----- Record set

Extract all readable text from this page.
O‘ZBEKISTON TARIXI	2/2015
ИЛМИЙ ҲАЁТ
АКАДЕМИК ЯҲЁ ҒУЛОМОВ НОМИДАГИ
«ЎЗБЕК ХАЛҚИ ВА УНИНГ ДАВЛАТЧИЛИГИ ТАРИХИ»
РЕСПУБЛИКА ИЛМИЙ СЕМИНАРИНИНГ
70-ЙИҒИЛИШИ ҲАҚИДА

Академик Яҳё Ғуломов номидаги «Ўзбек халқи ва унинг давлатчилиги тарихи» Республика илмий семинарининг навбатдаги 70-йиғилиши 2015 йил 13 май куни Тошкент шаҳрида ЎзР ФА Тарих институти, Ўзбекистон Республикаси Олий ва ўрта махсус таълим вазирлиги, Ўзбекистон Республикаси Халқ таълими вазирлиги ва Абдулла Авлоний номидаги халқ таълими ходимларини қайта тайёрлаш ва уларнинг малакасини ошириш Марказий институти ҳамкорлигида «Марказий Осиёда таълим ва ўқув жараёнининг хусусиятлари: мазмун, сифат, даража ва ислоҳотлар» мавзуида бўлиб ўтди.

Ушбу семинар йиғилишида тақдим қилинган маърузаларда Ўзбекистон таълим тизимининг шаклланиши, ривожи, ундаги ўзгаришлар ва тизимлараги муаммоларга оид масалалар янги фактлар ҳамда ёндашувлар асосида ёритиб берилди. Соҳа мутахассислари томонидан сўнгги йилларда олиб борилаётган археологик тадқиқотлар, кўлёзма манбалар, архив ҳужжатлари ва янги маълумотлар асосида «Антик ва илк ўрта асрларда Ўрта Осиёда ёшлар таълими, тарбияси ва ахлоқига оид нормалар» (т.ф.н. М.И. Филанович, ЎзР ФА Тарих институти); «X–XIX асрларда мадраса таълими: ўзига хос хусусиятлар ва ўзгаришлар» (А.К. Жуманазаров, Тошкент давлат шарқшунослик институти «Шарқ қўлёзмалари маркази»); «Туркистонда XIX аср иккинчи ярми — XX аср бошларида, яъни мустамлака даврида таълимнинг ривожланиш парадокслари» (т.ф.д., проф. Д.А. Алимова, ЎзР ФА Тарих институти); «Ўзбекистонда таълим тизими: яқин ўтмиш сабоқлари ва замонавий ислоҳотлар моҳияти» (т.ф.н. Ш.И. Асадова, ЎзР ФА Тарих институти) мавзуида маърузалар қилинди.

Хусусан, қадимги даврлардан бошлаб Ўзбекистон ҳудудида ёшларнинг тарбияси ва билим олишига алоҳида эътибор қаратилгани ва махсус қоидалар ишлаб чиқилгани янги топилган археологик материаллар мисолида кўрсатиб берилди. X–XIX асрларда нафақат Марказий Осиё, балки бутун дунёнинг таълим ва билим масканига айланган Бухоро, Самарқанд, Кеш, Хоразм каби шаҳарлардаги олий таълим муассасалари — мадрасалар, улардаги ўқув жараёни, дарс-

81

----------

Objective: Write down the full listing again, exactly.

Response below:
Extract all readable text from this page.
O‘ZBEKISTON TARIXI	2/2015
ИЛМИЙ ҲАЁТ
АКАДЕМИК ЯҲЁ ҒУЛОМОВ НОМИДАГИ
«ЎЗБЕК ХАЛҚИ ВА УНИНГ ДАВЛАТЧИЛИГИ ТАРИХИ»
РЕСПУБЛИКА ИЛМИЙ СЕМИНАРИНИНГ
70-ЙИҒИЛИШИ ҲАҚИДА

Академик Яҳё Ғуломов номидаги «Ўзбек халқи ва унинг давлатчилиги тарихи» Республика илмий семинарининг навбатдаги 70-йиғилиши 2015 йил 13 май куни Тошкент шаҳрида ЎзР ФА Тарих институти, Ўзбекистон Республикаси Олий ва ўрта махсус таълим вазирлиги, Ўзбекистон Республикаси Халқ таълими вазирлиги ва Абдулла Авлоний номидаги халқ таълими ходимларини қайта тайёрлаш ва уларнинг малакасини ошириш Марказий институти ҳамкорлигида «Марказий Осиёда таълим ва ўқув жараёнининг хусусиятлари: мазмун, сифат, даража ва ислоҳотлар» мавзуида бўлиб ўтди.

Ушбу семинар йиғилишида тақдим қилинган маърузаларда Ўзбекистон таълим тизимининг шаклланиши, ривожи, ундаги ўзгаришлар ва тизимлараги муаммоларга оид масалалар янги фактлар ҳамда ёндашувлар асосида ёритиб берилди. Соҳа мутахассислари томонидан сўнгги йилларда олиб борилаётган археологик тадқиқотлар, кўлёзма манбалар, архив ҳужжатлари ва янги маълумотлар асосида «Антик ва илк ўрта асрларда Ўрта Осиёда ёшлар таълими, тарбияси ва ахлоқига оид нормалар» (т.ф.н. М.И. Филанович, ЎзР ФА Тарих институти); «X–XIX асрларда мадраса таълими: ўзига хос хусусиятлар ва ўзгаришлар» (А.К. Жуманазаров, Тошкент давлат шарқшунослик институти «Шарқ қўлёзмалари маркази»); «Туркистонда XIX аср иккинчи ярми — XX аср бошларида, яъни мустамлака даврида таълимнинг ривожланиш парадокслари» (т.ф.д., проф. Д.А. Алимова, ЎзР ФА Тарих институти); «Ўзбекистонда таълим тизими: яқин ўтмиш сабоқлари ва замонавий ислоҳотлар моҳияти» (т.ф.н. Ш.И. Асадова, ЎзР ФА Тарих институти) мавзуида маърузалар қилинди.

Хусусан, қадимги даврлардан бошлаб Ўзбекистон ҳудудида ёшларнинг тарбияси ва билим олишига алоҳида эътибор қаратилгани ва махсус қоидалар ишлаб чиқилгани янги топилган археологик материаллар мисолида кўрсатиб берилди. X–XIX асрларда нафақат Марказий Осиё, балки бутун дунёнинг таълим ва билим масканига айланган Бухоро, Самарқанд, Кеш, Хоразм каби шаҳарлардаги олий таълим муассасалари — мадрасалар, улардаги ўқув жараёни, дарс-

81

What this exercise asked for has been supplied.